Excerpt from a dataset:
_ _ _ _ _ _ _

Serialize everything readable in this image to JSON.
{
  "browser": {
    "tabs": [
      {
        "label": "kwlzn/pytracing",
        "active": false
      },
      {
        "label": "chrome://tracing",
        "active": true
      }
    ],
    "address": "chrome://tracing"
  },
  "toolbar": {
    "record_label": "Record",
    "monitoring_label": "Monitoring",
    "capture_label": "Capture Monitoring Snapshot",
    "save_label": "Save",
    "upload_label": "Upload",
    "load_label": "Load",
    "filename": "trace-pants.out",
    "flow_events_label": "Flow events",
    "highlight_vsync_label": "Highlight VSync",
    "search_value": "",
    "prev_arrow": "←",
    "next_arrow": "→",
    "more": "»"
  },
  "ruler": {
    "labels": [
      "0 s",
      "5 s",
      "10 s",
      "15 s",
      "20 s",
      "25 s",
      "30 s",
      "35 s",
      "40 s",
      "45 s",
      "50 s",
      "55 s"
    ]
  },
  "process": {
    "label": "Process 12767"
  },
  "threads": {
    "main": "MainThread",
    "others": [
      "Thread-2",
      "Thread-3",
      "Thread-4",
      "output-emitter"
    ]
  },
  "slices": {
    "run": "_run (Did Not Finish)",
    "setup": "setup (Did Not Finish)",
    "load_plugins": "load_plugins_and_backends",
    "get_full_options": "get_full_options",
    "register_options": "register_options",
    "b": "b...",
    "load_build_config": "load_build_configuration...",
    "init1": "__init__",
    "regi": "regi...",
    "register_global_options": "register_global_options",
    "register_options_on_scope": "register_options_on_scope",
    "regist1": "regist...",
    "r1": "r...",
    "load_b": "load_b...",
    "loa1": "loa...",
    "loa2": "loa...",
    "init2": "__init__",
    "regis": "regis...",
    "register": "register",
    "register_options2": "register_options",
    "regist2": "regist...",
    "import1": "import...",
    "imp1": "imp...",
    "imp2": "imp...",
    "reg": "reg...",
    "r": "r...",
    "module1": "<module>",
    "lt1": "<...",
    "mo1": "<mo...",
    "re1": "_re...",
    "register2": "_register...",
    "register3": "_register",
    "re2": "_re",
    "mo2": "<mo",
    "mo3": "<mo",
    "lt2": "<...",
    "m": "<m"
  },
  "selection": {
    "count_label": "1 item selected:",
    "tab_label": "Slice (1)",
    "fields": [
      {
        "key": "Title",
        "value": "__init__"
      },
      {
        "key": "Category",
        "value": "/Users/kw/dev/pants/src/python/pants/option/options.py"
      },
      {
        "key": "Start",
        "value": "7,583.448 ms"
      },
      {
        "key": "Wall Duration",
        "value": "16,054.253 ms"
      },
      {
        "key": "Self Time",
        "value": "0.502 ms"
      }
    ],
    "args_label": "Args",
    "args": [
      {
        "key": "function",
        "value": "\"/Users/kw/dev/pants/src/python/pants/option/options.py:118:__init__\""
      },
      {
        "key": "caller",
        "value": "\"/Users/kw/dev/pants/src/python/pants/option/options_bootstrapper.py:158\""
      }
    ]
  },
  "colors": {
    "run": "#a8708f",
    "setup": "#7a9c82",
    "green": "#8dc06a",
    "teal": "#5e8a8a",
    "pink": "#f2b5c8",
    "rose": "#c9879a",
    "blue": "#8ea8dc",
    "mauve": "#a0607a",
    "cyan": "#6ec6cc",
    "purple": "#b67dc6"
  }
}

_ _ _ _ _ _ _

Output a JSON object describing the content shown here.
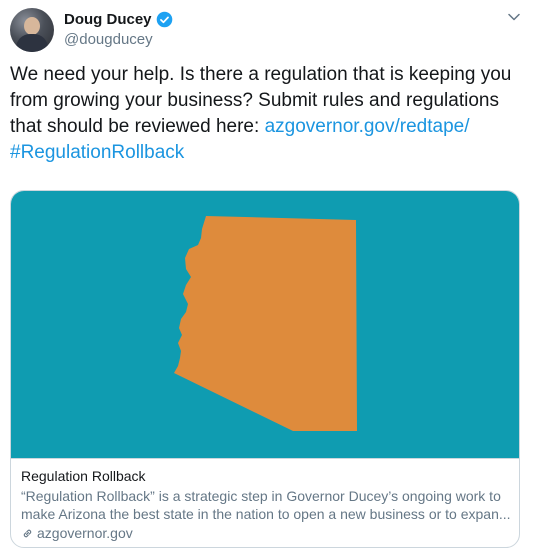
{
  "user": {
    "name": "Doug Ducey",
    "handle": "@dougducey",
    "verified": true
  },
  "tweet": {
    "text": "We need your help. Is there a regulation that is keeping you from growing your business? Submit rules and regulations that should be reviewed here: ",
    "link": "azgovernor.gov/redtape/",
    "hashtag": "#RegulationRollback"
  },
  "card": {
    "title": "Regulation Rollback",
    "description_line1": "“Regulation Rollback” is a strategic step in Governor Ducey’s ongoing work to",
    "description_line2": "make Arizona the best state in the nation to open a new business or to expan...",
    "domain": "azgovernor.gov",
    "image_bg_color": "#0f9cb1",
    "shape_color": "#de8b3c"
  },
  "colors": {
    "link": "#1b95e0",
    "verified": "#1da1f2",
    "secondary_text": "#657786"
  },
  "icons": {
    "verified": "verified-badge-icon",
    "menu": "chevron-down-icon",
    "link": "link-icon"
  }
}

_ _ _ _ _ _ _

Return each line among the entries that holds the word "link".

Solution below:
    "link": "azgovernor.gov/redtape/",
    "link": "#1b95e0",
    "link": "link-icon"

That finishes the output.